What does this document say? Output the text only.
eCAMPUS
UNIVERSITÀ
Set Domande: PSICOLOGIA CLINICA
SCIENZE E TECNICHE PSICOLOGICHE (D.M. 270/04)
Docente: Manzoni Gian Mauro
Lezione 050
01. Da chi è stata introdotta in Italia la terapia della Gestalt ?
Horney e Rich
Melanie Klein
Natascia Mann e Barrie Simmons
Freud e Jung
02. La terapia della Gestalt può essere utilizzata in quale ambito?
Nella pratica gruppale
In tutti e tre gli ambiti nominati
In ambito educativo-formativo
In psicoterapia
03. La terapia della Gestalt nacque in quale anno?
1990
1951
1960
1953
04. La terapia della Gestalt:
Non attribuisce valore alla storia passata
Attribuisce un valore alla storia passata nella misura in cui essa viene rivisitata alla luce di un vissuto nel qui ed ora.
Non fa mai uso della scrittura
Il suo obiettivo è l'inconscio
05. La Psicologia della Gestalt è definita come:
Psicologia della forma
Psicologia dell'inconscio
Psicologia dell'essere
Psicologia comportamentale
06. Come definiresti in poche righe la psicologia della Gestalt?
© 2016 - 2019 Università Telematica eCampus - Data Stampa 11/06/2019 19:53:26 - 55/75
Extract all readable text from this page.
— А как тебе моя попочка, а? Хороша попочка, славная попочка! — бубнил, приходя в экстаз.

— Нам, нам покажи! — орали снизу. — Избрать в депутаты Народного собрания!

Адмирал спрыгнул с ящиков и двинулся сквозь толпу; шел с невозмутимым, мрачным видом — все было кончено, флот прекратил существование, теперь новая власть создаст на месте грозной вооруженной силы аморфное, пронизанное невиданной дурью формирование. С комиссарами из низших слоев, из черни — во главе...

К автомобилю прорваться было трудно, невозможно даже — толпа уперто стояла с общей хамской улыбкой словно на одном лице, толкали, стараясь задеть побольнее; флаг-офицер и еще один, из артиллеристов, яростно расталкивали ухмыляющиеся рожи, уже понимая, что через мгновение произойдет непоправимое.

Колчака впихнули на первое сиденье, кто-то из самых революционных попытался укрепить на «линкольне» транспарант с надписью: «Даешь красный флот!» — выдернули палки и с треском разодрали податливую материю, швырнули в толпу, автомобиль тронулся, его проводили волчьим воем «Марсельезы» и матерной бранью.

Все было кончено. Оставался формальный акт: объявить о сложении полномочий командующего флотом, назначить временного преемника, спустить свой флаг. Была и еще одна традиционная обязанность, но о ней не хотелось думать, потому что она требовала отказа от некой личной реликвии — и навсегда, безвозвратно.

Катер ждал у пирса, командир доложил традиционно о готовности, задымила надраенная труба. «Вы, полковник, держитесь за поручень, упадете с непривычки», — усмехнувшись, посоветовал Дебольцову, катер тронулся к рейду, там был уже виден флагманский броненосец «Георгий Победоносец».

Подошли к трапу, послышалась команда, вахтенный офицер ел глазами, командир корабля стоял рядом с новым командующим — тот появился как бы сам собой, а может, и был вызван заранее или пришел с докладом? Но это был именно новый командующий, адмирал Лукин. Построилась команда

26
══════════════════════════════
_Written request:_
Write out every entry again, keeping each line exactly the same.

_Answer to the problem:_
What does this document say? Output the text only.
eCAMPUS
UNIVERSITÀ
Set Domande: PSICOLOGIA CLINICA
SCIENZE E TECNICHE PSICOLOGICHE (D.M. 270/04)
Docente: Manzoni Gian Mauro
Lezione 050
01. Da chi è stata introdotta in Italia la terapia della Gestalt ?
Horney e Rich
Melanie Klein
Natascia Mann e Barrie Simmons
Freud e Jung
02. La terapia della Gestalt può essere utilizzata in quale ambito?
Nella pratica gruppale
In tutti e tre gli ambiti nominati
In ambito educativo-formativo
In psicoterapia
03. La terapia della Gestalt nacque in quale anno?
1990
1951
1960
1953
04. La terapia della Gestalt:
Non attribuisce valore alla storia passata
Attribuisce un valore alla storia passata nella misura in cui essa viene rivisitata alla luce di un vissuto nel qui ed ora.
Non fa mai uso della scrittura
Il suo obiettivo è l'inconscio
05. La Psicologia della Gestalt è definita come:
Psicologia della forma
Psicologia dell'inconscio
Psicologia dell'essere
Psicologia comportamentale
06. Come definiresti in poche righe la psicologia della Gestalt?
© 2016 - 2019 Università Telematica eCampus - Data Stampa 11/06/2019 19:53:26 - 55/75
Extract all readable text from this page.
— А как тебе моя попочка, а? Хороша попочка, славная попочка! — бубнил, приходя в экстаз.

— Нам, нам покажи! — орали снизу. — Избрать в депутаты Народного собрания!

Адмирал спрыгнул с ящиков и двинулся сквозь толпу; шел с невозмутимым, мрачным видом — все было кончено, флот прекратил существование, теперь новая власть создаст на месте грозной вооруженной силы аморфное, пронизанное невиданной дурью формирование. С комиссарами из низших слоев, из черни — во главе...

К автомобилю прорваться было трудно, невозможно даже — толпа уперто стояла с общей хамской улыбкой словно на одном лице, толкали, стараясь задеть побольнее; флаг-офицер и еще один, из артиллеристов, яростно расталкивали ухмыляющиеся рожи, уже понимая, что через мгновение произойдет непоправимое.

Колчака впихнули на первое сиденье, кто-то из самых революционных попытался укрепить на «линкольне» транспарант с надписью: «Даешь красный флот!» — выдернули палки и с треском разодрали податливую материю, швырнули в толпу, автомобиль тронулся, его проводили волчьим воем «Марсельезы» и матерной бранью.

Все было кончено. Оставался формальный акт: объявить о сложении полномочий командующего флотом, назначить временного преемника, спустить свой флаг. Была и еще одна традиционная обязанность, но о ней не хотелось думать, потому что она требовала отказа от некой личной реликвии — и навсегда, безвозвратно.

Катер ждал у пирса, командир доложил традиционно о готовности, задымила надраенная труба. «Вы, полковник, держитесь за поручень, упадете с непривычки», — усмехнувшись, посоветовал Дебольцову, катер тронулся к рейду, там был уже виден флагманский броненосец «Георгий Победоносец».

Подошли к трапу, послышалась команда, вахтенный офицер ел глазами, командир корабля стоял рядом с новым командующим — тот появился как бы сам собой, а может, и был вызван заранее или пришел с докладом? Но это был именно новый командующий, адмирал Лукин. Построилась команда

26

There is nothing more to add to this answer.